A block of data:
-*-
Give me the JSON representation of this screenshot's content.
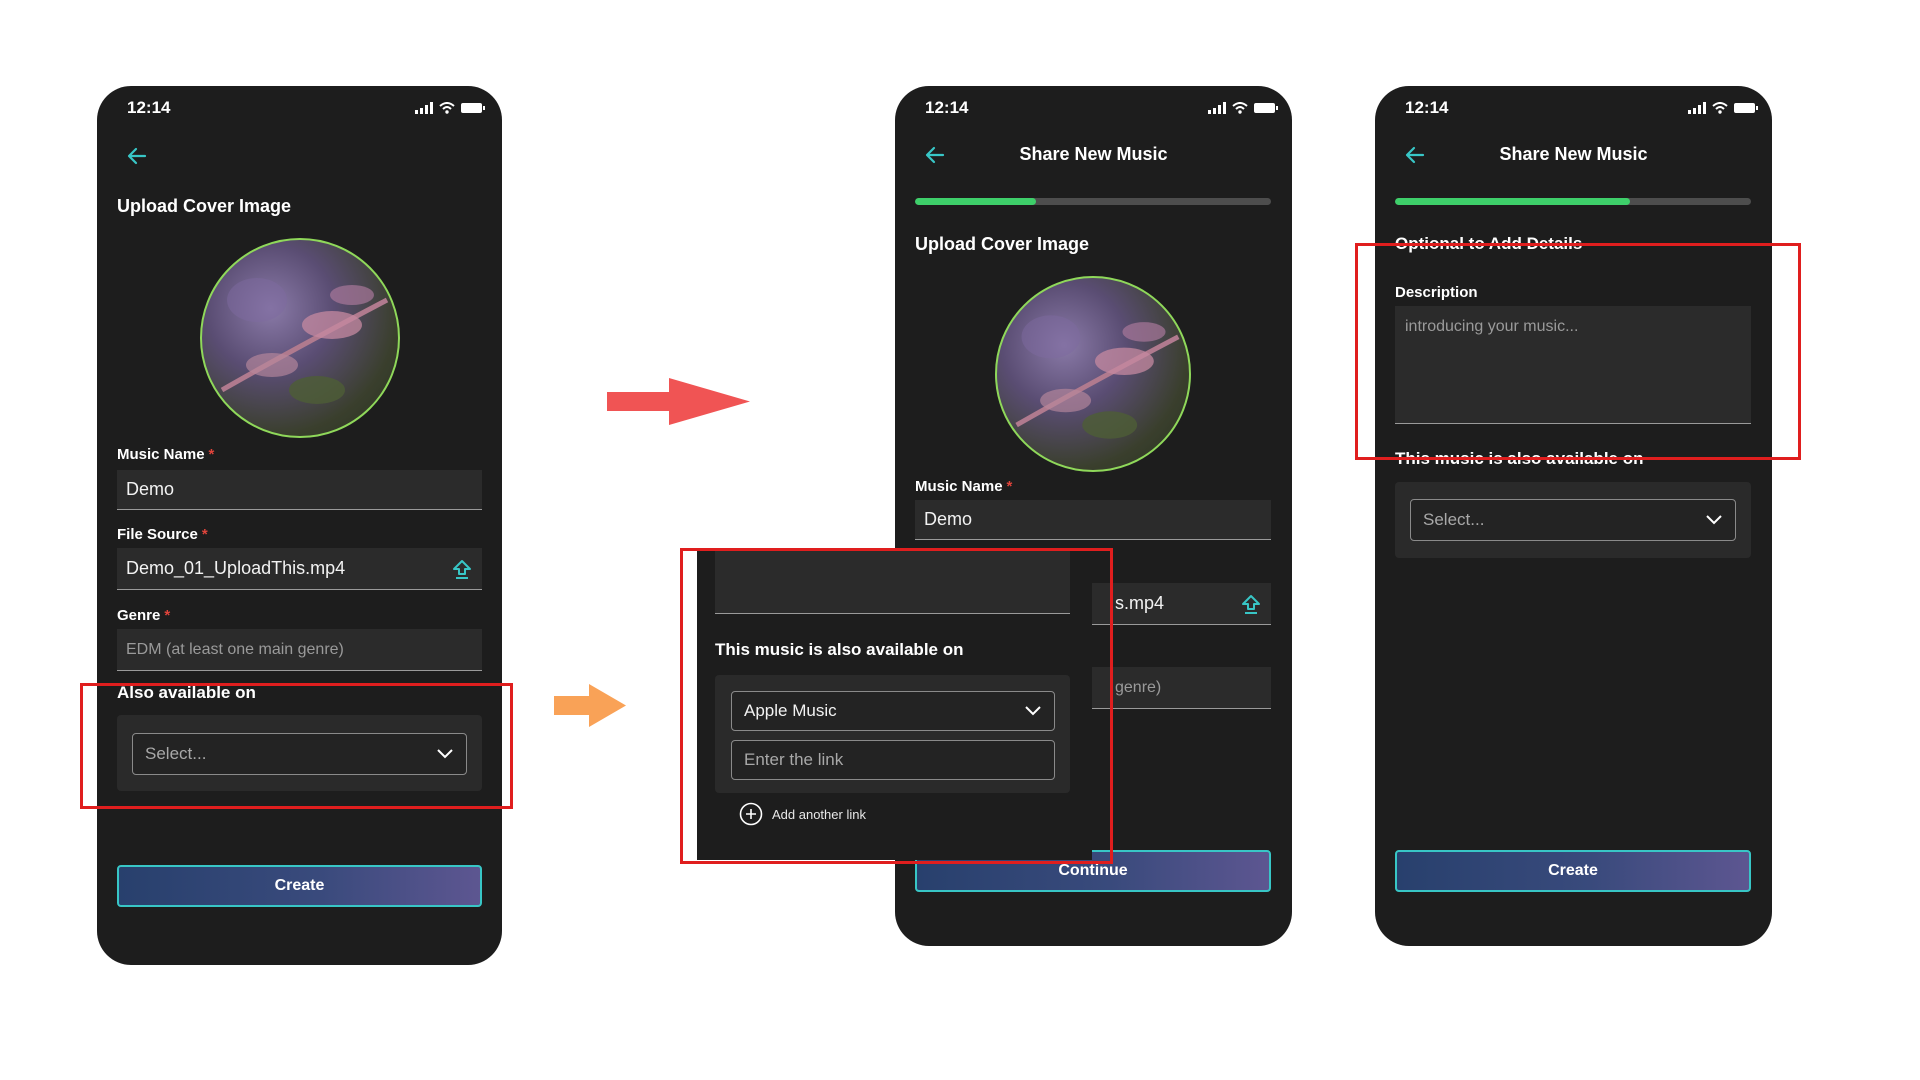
{
  "phone1": {
    "time": "12:14",
    "section_title": "Upload Cover Image",
    "music_name_label": "Music Name",
    "music_name_value": "Demo",
    "file_source_label": "File Source",
    "file_source_value": "Demo_01_UploadThis.mp4",
    "genre_label": "Genre",
    "genre_placeholder": "EDM (at least one main genre)",
    "also_label": "Also available on",
    "select_placeholder": "Select...",
    "create_label": "Create"
  },
  "phone2": {
    "time": "12:14",
    "title": "Share New Music",
    "progress": 0.34,
    "section_title": "Upload Cover Image",
    "music_name_label": "Music Name",
    "music_name_value": "Demo",
    "file_fragment": "s.mp4",
    "genre_fragment": "genre)",
    "continue_label": "Continue"
  },
  "overlay": {
    "available_title": "This music is also available on",
    "platform": "Apple Music",
    "link_placeholder": "Enter the link",
    "add_link": "Add another link"
  },
  "phone3": {
    "time": "12:14",
    "title": "Share New Music",
    "progress": 0.66,
    "optional_title": "Optional to Add Details",
    "description_label": "Description",
    "description_placeholder": "introducing your music...",
    "available_label": "This music is also available on",
    "select_placeholder": "Select...",
    "create_label": "Create"
  },
  "colors": {
    "accent": "#38c6c6",
    "progress": "#3ecf6a",
    "highlight": "#e01e1e",
    "arrow_red": "#f05454",
    "arrow_orange": "#f9a257",
    "required": "#e0443b"
  }
}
-*-
### EXERCISE AIM
Reproduce the listing word for word and omit its pictures.

### EXERCISE RESPONSE
Give me the JSON representation of this screenshot's content.
{
  "phone1": {
    "time": "12:14",
    "section_title": "Upload Cover Image",
    "music_name_label": "Music Name",
    "music_name_value": "Demo",
    "file_source_label": "File Source",
    "file_source_value": "Demo_01_UploadThis.mp4",
    "genre_label": "Genre",
    "genre_placeholder": "EDM (at least one main genre)",
    "also_label": "Also available on",
    "select_placeholder": "Select...",
    "create_label": "Create"
  },
  "phone2": {
    "time": "12:14",
    "title": "Share New Music",
    "progress": 0.34,
    "section_title": "Upload Cover Image",
    "music_name_label": "Music Name",
    "music_name_value": "Demo",
    "file_fragment": "s.mp4",
    "genre_fragment": "genre)",
    "continue_label": "Continue"
  },
  "overlay": {
    "available_title": "This music is also available on",
    "platform": "Apple Music",
    "link_placeholder": "Enter the link",
    "add_link": "Add another link"
  },
  "phone3": {
    "time": "12:14",
    "title": "Share New Music",
    "progress": 0.66,
    "optional_title": "Optional to Add Details",
    "description_label": "Description",
    "description_placeholder": "introducing your music...",
    "available_label": "This music is also available on",
    "select_placeholder": "Select...",
    "create_label": "Create"
  },
  "colors": {
    "accent": "#38c6c6",
    "progress": "#3ecf6a",
    "highlight": "#e01e1e",
    "arrow_red": "#f05454",
    "arrow_orange": "#f9a257",
    "required": "#e0443b"
  }
}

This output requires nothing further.